# [DATA SHOWN]
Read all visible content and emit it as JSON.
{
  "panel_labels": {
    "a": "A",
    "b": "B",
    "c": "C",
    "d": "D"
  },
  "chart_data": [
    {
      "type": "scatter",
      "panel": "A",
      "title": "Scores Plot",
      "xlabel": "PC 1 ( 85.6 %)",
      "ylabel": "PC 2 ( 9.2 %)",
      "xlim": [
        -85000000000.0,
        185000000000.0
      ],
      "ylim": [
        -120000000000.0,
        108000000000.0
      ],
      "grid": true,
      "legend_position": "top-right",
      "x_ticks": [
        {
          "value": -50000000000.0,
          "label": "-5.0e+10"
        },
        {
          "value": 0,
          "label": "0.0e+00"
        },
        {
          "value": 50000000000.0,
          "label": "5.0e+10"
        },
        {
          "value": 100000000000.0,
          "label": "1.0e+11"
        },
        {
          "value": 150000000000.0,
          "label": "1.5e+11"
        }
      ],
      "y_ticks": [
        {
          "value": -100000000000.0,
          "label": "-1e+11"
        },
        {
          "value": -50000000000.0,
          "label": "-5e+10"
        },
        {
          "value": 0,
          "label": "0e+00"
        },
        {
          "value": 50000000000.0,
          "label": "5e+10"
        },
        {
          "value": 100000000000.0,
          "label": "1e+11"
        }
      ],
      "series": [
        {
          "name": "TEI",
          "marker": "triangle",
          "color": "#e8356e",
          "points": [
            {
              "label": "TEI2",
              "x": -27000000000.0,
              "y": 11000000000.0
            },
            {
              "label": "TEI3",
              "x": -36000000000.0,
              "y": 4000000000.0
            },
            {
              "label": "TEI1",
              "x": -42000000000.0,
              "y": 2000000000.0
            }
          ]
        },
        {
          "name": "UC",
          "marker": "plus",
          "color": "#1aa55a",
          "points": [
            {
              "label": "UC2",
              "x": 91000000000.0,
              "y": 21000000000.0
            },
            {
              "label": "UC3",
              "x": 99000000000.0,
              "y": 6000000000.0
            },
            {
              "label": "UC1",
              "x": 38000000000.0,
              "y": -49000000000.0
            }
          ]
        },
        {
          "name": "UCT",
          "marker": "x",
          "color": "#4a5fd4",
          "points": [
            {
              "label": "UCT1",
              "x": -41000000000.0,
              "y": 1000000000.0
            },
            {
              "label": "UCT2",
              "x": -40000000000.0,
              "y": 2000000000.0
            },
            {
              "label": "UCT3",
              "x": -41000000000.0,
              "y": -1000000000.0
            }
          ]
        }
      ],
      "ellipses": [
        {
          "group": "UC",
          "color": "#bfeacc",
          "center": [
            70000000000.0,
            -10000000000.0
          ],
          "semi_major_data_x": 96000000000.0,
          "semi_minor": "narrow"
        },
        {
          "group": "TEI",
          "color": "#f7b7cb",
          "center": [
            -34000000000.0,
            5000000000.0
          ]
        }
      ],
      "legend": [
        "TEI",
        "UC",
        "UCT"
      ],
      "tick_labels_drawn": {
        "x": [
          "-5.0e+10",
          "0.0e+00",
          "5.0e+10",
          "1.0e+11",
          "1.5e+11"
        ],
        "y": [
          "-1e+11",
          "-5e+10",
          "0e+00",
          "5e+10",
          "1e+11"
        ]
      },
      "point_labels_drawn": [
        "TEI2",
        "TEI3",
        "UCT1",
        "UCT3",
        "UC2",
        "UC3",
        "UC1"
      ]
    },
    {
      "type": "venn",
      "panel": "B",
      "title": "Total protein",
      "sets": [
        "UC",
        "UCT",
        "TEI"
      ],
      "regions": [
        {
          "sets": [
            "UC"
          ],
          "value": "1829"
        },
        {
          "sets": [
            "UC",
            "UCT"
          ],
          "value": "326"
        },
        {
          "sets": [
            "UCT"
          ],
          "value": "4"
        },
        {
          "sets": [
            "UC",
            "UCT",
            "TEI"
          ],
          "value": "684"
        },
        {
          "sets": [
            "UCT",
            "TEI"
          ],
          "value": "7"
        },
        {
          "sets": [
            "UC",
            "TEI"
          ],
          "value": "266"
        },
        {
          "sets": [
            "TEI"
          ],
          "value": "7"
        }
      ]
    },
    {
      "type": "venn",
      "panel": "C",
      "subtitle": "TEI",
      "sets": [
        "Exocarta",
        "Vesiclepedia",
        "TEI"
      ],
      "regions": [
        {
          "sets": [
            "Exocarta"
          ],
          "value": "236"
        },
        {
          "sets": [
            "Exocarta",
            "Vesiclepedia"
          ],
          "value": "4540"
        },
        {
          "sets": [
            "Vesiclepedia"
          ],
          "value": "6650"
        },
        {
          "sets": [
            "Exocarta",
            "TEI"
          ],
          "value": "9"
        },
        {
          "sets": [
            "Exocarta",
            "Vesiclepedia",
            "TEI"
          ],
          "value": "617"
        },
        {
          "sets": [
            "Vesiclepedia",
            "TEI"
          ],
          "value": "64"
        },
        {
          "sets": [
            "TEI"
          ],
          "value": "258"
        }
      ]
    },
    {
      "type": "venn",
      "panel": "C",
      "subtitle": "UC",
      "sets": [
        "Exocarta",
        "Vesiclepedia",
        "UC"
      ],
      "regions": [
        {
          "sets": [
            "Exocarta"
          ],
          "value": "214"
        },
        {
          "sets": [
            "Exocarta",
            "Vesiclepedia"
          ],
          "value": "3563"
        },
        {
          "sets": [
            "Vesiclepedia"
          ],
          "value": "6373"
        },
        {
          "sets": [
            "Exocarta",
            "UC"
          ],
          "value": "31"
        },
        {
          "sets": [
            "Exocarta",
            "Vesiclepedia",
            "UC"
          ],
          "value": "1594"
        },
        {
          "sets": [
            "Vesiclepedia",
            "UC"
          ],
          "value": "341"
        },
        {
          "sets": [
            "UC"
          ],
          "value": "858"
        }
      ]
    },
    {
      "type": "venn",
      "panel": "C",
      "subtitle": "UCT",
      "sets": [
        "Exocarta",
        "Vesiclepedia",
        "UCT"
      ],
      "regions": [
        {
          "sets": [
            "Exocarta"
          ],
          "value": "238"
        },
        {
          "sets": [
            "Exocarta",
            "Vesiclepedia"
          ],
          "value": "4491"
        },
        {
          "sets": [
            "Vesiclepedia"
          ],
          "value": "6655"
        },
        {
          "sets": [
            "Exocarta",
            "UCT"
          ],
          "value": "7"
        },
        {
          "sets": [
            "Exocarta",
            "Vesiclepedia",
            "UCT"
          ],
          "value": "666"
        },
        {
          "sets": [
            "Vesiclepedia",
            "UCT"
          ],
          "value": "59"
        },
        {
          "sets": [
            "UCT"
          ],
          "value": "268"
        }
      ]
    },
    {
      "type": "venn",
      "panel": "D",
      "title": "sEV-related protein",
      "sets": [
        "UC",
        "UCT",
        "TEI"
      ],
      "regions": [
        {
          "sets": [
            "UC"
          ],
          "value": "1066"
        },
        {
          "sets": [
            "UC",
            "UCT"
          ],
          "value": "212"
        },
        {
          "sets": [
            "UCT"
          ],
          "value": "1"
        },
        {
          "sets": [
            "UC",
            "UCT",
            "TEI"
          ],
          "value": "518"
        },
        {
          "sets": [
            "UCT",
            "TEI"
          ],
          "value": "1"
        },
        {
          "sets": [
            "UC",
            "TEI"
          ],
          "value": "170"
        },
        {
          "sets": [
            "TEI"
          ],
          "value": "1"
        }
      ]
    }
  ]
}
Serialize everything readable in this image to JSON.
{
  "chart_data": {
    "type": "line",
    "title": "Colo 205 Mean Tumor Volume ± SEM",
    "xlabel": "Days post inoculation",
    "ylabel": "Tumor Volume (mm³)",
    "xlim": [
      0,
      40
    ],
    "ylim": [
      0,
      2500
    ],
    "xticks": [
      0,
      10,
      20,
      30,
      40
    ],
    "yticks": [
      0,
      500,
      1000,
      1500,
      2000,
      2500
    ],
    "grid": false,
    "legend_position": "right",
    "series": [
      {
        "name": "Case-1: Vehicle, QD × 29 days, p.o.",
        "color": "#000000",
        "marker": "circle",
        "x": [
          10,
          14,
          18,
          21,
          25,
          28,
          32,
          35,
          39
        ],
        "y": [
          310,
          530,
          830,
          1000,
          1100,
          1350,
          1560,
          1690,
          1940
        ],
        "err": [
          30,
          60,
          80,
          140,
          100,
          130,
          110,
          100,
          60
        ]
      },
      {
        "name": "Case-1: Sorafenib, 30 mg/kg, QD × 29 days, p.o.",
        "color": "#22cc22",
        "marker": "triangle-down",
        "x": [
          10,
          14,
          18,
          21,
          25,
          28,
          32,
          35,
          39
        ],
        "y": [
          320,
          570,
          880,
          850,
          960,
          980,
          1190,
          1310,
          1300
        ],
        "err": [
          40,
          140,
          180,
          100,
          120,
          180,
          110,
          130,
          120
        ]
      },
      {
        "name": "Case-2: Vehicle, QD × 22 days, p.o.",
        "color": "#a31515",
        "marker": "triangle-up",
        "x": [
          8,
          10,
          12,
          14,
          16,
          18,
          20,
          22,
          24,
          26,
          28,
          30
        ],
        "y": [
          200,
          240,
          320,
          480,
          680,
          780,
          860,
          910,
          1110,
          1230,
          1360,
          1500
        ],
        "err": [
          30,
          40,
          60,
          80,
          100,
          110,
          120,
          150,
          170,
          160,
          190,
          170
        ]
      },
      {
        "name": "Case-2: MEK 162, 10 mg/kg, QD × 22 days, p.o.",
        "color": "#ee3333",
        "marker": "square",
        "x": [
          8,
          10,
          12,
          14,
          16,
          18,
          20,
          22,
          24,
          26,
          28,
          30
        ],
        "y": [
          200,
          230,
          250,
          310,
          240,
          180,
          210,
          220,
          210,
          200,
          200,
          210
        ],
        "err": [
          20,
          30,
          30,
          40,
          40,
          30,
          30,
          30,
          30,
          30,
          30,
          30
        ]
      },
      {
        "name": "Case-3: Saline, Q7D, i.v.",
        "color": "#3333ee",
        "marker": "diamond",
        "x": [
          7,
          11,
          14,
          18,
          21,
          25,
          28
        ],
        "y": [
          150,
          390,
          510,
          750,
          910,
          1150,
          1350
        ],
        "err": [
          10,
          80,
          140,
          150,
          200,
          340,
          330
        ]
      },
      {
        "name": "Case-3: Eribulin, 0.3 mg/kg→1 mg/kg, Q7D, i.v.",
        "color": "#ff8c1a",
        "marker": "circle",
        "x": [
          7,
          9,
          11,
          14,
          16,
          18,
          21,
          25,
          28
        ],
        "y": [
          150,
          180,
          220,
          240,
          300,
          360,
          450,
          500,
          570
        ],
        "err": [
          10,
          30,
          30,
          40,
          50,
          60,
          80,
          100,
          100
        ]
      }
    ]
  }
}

# [EXERCISE DIRECTIONS]
Only the lines that contain the word "Case" should be copied from the material.

# [RESULT OF THE TASK]
        "name": "Case-1: Vehicle, QD × 29 days, p.o.",
        "name": "Case-1: Sorafenib, 30 mg/kg, QD × 29 days, p.o.",
        "name": "Case-2: Vehicle, QD × 22 days, p.o.",
        "name": "Case-2: MEK 162, 10 mg/kg, QD × 22 days, p.o.",
        "name": "Case-3: Saline, Q7D, i.v.",
        "name": "Case-3: Eribulin, 0.3 mg/kg→1 mg/kg, Q7D, i.v.",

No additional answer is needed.